Dataset rows –
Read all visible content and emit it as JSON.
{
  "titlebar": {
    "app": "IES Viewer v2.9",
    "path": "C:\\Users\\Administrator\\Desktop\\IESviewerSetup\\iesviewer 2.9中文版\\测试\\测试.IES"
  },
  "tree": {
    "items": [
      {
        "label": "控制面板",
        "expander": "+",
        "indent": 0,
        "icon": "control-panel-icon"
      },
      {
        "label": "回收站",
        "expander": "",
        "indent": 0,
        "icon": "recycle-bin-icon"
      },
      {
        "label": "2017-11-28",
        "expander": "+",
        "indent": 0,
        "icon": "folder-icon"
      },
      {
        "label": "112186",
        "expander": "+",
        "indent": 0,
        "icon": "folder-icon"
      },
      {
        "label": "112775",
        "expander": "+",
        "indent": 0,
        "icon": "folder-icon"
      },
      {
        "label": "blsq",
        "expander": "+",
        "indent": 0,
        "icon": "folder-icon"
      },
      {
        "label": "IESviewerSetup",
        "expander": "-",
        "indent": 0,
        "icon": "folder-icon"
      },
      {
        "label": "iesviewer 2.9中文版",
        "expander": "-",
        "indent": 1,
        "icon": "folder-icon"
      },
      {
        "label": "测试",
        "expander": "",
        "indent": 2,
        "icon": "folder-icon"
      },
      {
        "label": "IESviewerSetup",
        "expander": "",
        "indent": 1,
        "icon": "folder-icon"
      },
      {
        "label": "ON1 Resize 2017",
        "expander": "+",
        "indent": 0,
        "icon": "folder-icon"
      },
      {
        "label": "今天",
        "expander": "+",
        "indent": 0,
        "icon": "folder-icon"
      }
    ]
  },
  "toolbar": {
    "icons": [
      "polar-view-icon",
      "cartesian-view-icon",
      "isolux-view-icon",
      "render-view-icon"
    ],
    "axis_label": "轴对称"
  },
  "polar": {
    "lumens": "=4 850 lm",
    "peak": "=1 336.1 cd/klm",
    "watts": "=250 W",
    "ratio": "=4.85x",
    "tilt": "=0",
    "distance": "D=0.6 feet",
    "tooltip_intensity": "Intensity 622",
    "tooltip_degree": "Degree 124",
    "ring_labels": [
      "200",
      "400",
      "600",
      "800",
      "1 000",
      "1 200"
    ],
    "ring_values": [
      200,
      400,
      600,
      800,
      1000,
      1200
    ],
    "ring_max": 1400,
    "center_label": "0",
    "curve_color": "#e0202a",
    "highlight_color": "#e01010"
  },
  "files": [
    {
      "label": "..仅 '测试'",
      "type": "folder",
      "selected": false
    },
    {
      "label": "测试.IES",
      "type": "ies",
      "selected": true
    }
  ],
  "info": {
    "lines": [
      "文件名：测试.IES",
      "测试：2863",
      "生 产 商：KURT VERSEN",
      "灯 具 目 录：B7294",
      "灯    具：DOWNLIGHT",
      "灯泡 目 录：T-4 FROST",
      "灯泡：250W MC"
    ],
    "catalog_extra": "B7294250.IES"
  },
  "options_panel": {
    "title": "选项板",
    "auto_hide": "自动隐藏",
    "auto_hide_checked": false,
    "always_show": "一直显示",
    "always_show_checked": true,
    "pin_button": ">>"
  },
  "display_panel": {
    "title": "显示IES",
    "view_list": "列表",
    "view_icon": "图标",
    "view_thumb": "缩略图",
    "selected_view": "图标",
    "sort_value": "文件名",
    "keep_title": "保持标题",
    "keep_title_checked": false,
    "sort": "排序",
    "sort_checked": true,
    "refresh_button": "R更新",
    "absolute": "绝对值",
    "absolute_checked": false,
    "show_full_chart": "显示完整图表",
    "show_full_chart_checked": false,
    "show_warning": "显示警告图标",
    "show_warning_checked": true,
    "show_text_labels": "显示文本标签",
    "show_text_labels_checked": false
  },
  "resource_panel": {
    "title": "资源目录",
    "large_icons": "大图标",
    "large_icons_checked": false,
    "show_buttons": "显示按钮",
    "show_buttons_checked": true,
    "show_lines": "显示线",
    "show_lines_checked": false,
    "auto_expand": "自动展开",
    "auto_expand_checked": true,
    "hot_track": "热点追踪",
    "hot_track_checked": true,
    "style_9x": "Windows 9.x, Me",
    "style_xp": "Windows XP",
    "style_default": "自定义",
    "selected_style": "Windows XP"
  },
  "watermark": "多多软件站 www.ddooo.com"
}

Problem to solve – Each entry above is to be set down again in exactly the same words.

Answer below –
Read all visible content and emit it as JSON.
{
  "titlebar": {
    "app": "IES Viewer v2.9",
    "path": "C:\\Users\\Administrator\\Desktop\\IESviewerSetup\\iesviewer 2.9中文版\\测试\\测试.IES"
  },
  "tree": {
    "items": [
      {
        "label": "控制面板",
        "expander": "+",
        "indent": 0,
        "icon": "control-panel-icon"
      },
      {
        "label": "回收站",
        "expander": "",
        "indent": 0,
        "icon": "recycle-bin-icon"
      },
      {
        "label": "2017-11-28",
        "expander": "+",
        "indent": 0,
        "icon": "folder-icon"
      },
      {
        "label": "112186",
        "expander": "+",
        "indent": 0,
        "icon": "folder-icon"
      },
      {
        "label": "112775",
        "expander": "+",
        "indent": 0,
        "icon": "folder-icon"
      },
      {
        "label": "blsq",
        "expander": "+",
        "indent": 0,
        "icon": "folder-icon"
      },
      {
        "label": "IESviewerSetup",
        "expander": "-",
        "indent": 0,
        "icon": "folder-icon"
      },
      {
        "label": "iesviewer 2.9中文版",
        "expander": "-",
        "indent": 1,
        "icon": "folder-icon"
      },
      {
        "label": "测试",
        "expander": "",
        "indent": 2,
        "icon": "folder-icon"
      },
      {
        "label": "IESviewerSetup",
        "expander": "",
        "indent": 1,
        "icon": "folder-icon"
      },
      {
        "label": "ON1 Resize 2017",
        "expander": "+",
        "indent": 0,
        "icon": "folder-icon"
      },
      {
        "label": "今天",
        "expander": "+",
        "indent": 0,
        "icon": "folder-icon"
      }
    ]
  },
  "toolbar": {
    "icons": [
      "polar-view-icon",
      "cartesian-view-icon",
      "isolux-view-icon",
      "render-view-icon"
    ],
    "axis_label": "轴对称"
  },
  "polar": {
    "lumens": "=4 850 lm",
    "peak": "=1 336.1 cd/klm",
    "watts": "=250 W",
    "ratio": "=4.85x",
    "tilt": "=0",
    "distance": "D=0.6 feet",
    "tooltip_intensity": "Intensity 622",
    "tooltip_degree": "Degree 124",
    "ring_labels": [
      "200",
      "400",
      "600",
      "800",
      "1 000",
      "1 200"
    ],
    "ring_values": [
      200,
      400,
      600,
      800,
      1000,
      1200
    ],
    "ring_max": 1400,
    "center_label": "0",
    "curve_color": "#e0202a",
    "highlight_color": "#e01010"
  },
  "files": [
    {
      "label": "..仅 '测试'",
      "type": "folder",
      "selected": false
    },
    {
      "label": "测试.IES",
      "type": "ies",
      "selected": true
    }
  ],
  "info": {
    "lines": [
      "文件名：测试.IES",
      "测试：2863",
      "生 产 商：KURT VERSEN",
      "灯 具 目 录：B7294",
      "灯    具：DOWNLIGHT",
      "灯泡 目 录：T-4 FROST",
      "灯泡：250W MC"
    ],
    "catalog_extra": "B7294250.IES"
  },
  "options_panel": {
    "title": "选项板",
    "auto_hide": "自动隐藏",
    "auto_hide_checked": false,
    "always_show": "一直显示",
    "always_show_checked": true,
    "pin_button": ">>"
  },
  "display_panel": {
    "title": "显示IES",
    "view_list": "列表",
    "view_icon": "图标",
    "view_thumb": "缩略图",
    "selected_view": "图标",
    "sort_value": "文件名",
    "keep_title": "保持标题",
    "keep_title_checked": false,
    "sort": "排序",
    "sort_checked": true,
    "refresh_button": "R更新",
    "absolute": "绝对值",
    "absolute_checked": false,
    "show_full_chart": "显示完整图表",
    "show_full_chart_checked": false,
    "show_warning": "显示警告图标",
    "show_warning_checked": true,
    "show_text_labels": "显示文本标签",
    "show_text_labels_checked": false
  },
  "resource_panel": {
    "title": "资源目录",
    "large_icons": "大图标",
    "large_icons_checked": false,
    "show_buttons": "显示按钮",
    "show_buttons_checked": true,
    "show_lines": "显示线",
    "show_lines_checked": false,
    "auto_expand": "自动展开",
    "auto_expand_checked": true,
    "hot_track": "热点追踪",
    "hot_track_checked": true,
    "style_9x": "Windows 9.x, Me",
    "style_xp": "Windows XP",
    "style_default": "自定义",
    "selected_style": "Windows XP"
  },
  "watermark": "多多软件站 www.ddooo.com"
}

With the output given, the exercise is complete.